Reproduce all of the listing below without alteration.
+++ RECORDS FOR THIS TASK +++
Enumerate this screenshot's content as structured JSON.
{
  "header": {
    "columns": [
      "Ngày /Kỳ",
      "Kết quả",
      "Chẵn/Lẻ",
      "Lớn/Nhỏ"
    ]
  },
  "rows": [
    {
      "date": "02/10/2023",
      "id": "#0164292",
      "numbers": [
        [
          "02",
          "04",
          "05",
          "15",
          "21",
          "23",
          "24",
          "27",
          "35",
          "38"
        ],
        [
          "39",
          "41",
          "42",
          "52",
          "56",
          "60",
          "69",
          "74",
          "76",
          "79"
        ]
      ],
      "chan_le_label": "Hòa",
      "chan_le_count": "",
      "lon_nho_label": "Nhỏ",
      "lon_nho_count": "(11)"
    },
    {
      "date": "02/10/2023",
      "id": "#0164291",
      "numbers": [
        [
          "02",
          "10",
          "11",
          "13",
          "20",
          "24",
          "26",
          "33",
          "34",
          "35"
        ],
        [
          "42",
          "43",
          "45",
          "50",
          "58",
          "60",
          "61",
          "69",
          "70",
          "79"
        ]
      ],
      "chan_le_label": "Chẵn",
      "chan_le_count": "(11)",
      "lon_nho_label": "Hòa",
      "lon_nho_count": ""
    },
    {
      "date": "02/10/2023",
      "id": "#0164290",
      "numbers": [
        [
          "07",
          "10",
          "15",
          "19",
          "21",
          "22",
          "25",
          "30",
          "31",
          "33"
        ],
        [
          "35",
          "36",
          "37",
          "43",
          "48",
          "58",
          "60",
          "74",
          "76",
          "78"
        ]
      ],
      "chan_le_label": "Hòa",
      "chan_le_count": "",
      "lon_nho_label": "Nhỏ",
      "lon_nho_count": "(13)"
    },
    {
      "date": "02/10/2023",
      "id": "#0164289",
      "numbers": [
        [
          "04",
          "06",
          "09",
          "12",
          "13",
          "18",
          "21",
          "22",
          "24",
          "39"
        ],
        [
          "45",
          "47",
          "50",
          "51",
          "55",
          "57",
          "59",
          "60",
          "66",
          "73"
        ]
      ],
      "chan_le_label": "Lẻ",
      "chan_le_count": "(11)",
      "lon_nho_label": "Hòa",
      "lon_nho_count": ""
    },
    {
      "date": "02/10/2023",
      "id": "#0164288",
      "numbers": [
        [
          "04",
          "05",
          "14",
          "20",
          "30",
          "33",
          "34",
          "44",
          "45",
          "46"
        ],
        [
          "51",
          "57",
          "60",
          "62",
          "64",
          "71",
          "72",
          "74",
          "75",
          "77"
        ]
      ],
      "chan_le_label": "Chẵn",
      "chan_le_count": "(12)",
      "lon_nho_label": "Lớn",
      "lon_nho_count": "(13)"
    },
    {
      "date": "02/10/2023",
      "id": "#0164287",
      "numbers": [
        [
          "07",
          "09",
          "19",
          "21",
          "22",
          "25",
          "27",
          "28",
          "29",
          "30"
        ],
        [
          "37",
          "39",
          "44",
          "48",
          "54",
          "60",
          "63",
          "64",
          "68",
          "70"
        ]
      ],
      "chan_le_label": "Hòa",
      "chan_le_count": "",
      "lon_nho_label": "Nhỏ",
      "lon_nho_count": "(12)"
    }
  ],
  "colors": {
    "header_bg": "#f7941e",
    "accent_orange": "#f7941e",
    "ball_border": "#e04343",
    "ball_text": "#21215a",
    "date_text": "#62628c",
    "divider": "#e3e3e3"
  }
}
+++
▶ RESULT:
Enumerate this screenshot's content as structured JSON.
{
  "header": {
    "columns": [
      "Ngày /Kỳ",
      "Kết quả",
      "Chẵn/Lẻ",
      "Lớn/Nhỏ"
    ]
  },
  "rows": [
    {
      "date": "02/10/2023",
      "id": "#0164292",
      "numbers": [
        [
          "02",
          "04",
          "05",
          "15",
          "21",
          "23",
          "24",
          "27",
          "35",
          "38"
        ],
        [
          "39",
          "41",
          "42",
          "52",
          "56",
          "60",
          "69",
          "74",
          "76",
          "79"
        ]
      ],
      "chan_le_label": "Hòa",
      "chan_le_count": "",
      "lon_nho_label": "Nhỏ",
      "lon_nho_count": "(11)"
    },
    {
      "date": "02/10/2023",
      "id": "#0164291",
      "numbers": [
        [
          "02",
          "10",
          "11",
          "13",
          "20",
          "24",
          "26",
          "33",
          "34",
          "35"
        ],
        [
          "42",
          "43",
          "45",
          "50",
          "58",
          "60",
          "61",
          "69",
          "70",
          "79"
        ]
      ],
      "chan_le_label": "Chẵn",
      "chan_le_count": "(11)",
      "lon_nho_label": "Hòa",
      "lon_nho_count": ""
    },
    {
      "date": "02/10/2023",
      "id": "#0164290",
      "numbers": [
        [
          "07",
          "10",
          "15",
          "19",
          "21",
          "22",
          "25",
          "30",
          "31",
          "33"
        ],
        [
          "35",
          "36",
          "37",
          "43",
          "48",
          "58",
          "60",
          "74",
          "76",
          "78"
        ]
      ],
      "chan_le_label": "Hòa",
      "chan_le_count": "",
      "lon_nho_label": "Nhỏ",
      "lon_nho_count": "(13)"
    },
    {
      "date": "02/10/2023",
      "id": "#0164289",
      "numbers": [
        [
          "04",
          "06",
          "09",
          "12",
          "13",
          "18",
          "21",
          "22",
          "24",
          "39"
        ],
        [
          "45",
          "47",
          "50",
          "51",
          "55",
          "57",
          "59",
          "60",
          "66",
          "73"
        ]
      ],
      "chan_le_label": "Lẻ",
      "chan_le_count": "(11)",
      "lon_nho_label": "Hòa",
      "lon_nho_count": ""
    },
    {
      "date": "02/10/2023",
      "id": "#0164288",
      "numbers": [
        [
          "04",
          "05",
          "14",
          "20",
          "30",
          "33",
          "34",
          "44",
          "45",
          "46"
        ],
        [
          "51",
          "57",
          "60",
          "62",
          "64",
          "71",
          "72",
          "74",
          "75",
          "77"
        ]
      ],
      "chan_le_label": "Chẵn",
      "chan_le_count": "(12)",
      "lon_nho_label": "Lớn",
      "lon_nho_count": "(13)"
    },
    {
      "date": "02/10/2023",
      "id": "#0164287",
      "numbers": [
        [
          "07",
          "09",
          "19",
          "21",
          "22",
          "25",
          "27",
          "28",
          "29",
          "30"
        ],
        [
          "37",
          "39",
          "44",
          "48",
          "54",
          "60",
          "63",
          "64",
          "68",
          "70"
        ]
      ],
      "chan_le_label": "Hòa",
      "chan_le_count": "",
      "lon_nho_label": "Nhỏ",
      "lon_nho_count": "(12)"
    }
  ],
  "colors": {
    "header_bg": "#f7941e",
    "accent_orange": "#f7941e",
    "ball_border": "#e04343",
    "ball_text": "#21215a",
    "date_text": "#62628c",
    "divider": "#e3e3e3"
  }
}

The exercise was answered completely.